PROVIDED MATERIAL:

:::::

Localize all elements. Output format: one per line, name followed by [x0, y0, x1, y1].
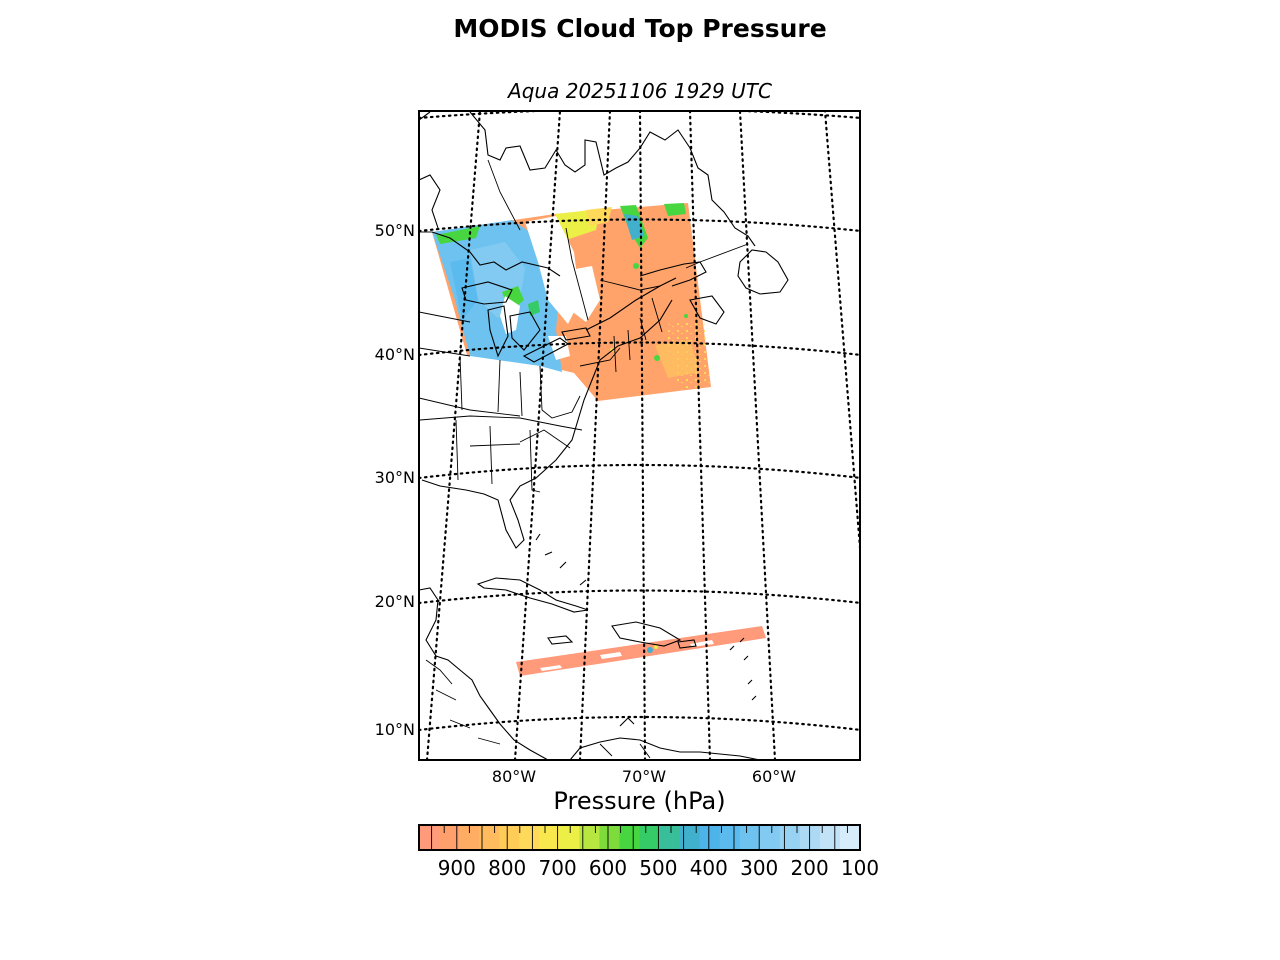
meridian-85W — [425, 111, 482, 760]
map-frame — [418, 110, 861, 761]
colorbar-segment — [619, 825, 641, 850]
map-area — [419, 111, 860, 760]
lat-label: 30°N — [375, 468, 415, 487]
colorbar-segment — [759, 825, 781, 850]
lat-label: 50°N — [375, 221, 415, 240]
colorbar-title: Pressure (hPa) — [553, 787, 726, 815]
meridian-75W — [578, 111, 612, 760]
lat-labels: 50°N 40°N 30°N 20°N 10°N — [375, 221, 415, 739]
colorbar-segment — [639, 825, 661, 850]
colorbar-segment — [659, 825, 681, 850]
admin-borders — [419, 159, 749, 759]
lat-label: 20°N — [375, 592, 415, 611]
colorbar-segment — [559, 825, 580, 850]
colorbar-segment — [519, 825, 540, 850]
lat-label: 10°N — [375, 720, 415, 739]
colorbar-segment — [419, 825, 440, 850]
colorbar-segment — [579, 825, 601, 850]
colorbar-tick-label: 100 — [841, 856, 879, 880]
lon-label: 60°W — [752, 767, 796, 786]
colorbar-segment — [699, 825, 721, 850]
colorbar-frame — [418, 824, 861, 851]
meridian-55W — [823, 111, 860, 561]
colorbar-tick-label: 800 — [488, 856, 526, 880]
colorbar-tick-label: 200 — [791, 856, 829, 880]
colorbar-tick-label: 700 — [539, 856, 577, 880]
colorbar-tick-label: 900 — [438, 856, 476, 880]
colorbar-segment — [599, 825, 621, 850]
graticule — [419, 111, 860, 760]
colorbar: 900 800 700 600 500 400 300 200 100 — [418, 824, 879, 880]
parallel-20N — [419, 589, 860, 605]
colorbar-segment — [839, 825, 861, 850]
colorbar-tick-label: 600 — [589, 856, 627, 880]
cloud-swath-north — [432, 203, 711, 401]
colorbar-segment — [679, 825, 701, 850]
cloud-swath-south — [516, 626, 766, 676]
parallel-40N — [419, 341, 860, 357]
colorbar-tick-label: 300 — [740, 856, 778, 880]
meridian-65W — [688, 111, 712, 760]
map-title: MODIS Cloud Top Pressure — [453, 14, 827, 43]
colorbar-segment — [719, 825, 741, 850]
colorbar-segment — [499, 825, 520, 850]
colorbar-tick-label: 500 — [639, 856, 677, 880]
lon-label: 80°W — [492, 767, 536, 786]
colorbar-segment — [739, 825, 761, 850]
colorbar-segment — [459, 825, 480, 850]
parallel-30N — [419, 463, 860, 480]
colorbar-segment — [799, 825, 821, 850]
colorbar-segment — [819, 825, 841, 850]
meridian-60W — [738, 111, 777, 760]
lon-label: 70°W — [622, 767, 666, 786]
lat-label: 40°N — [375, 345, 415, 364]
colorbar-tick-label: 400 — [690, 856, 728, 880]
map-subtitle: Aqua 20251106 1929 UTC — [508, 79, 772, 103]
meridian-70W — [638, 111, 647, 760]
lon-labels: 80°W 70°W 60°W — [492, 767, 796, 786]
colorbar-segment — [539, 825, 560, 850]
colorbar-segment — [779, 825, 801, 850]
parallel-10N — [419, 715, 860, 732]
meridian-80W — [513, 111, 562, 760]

:::::

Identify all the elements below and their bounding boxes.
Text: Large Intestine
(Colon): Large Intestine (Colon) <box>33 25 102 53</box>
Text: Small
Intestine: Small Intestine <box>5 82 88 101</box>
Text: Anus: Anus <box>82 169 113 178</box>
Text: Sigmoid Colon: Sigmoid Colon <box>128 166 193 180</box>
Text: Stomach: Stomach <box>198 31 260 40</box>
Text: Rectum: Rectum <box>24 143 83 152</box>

:::::

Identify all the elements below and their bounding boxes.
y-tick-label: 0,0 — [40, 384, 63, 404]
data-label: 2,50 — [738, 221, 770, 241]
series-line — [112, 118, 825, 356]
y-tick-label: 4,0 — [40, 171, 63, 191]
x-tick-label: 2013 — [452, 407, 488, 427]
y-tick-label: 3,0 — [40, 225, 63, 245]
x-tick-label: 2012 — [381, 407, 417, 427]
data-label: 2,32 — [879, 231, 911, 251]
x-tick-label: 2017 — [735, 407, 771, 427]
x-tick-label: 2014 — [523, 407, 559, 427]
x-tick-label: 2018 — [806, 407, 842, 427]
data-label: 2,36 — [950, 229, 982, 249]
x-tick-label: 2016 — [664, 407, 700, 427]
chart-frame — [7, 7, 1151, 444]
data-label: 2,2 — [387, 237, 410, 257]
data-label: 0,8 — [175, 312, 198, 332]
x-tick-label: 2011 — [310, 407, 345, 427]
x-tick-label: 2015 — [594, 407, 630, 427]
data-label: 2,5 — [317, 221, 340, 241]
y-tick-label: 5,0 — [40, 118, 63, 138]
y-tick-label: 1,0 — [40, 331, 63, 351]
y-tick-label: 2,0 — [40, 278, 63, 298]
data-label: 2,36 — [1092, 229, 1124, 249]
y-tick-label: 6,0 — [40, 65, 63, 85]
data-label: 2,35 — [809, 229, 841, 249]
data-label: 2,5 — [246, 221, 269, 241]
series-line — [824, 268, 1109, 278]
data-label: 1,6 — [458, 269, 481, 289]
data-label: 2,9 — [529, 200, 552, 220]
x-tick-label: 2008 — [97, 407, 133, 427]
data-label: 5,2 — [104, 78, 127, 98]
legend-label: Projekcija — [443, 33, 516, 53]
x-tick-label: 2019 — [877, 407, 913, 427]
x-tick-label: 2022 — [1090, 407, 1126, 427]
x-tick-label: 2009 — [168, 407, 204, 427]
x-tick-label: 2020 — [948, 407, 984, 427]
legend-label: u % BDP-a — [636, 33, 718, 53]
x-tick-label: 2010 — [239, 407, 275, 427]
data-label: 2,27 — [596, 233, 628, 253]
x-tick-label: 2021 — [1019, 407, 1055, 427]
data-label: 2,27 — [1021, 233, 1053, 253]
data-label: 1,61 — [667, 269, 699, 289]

:::::

DIRECTION: Render everything in the listing from the line containing "meridian-85W — [425, 111, 482, 760]" down to the line containing "colorbar-segment — [639, 825, 661, 850]", both ends included, as a Markdown table with the columns Index and Entry, omitting blank lines.

FULL OUTPUT:
| Index | Entry |
|---|---|
| 1 | meridian-85W — [425, 111, 482, 760] |
| 2 | map-frame — [418, 110, 861, 761] |
| 3 | colorbar-segment — [619, 825, 641, 850] |
| 4 | map-area — [419, 111, 860, 760] |
| 5 | lat-label: 30°N — [375, 468, 415, 487] |
| 6 | colorbar-segment — [759, 825, 781, 850] |
| 7 | lat-label: 50°N — [375, 221, 415, 240] |
| 8 | colorbar-title: Pressure (hPa) — [553, 787, 726, 815] |
| 9 | meridian-75W — [578, 111, 612, 760] |
| 10 | lat-labels: 50°N 40°N 30°N 20°N 10°N — [375, 221, 415, 739] |
| 11 | colorbar-segment — [639, 825, 661, 850] |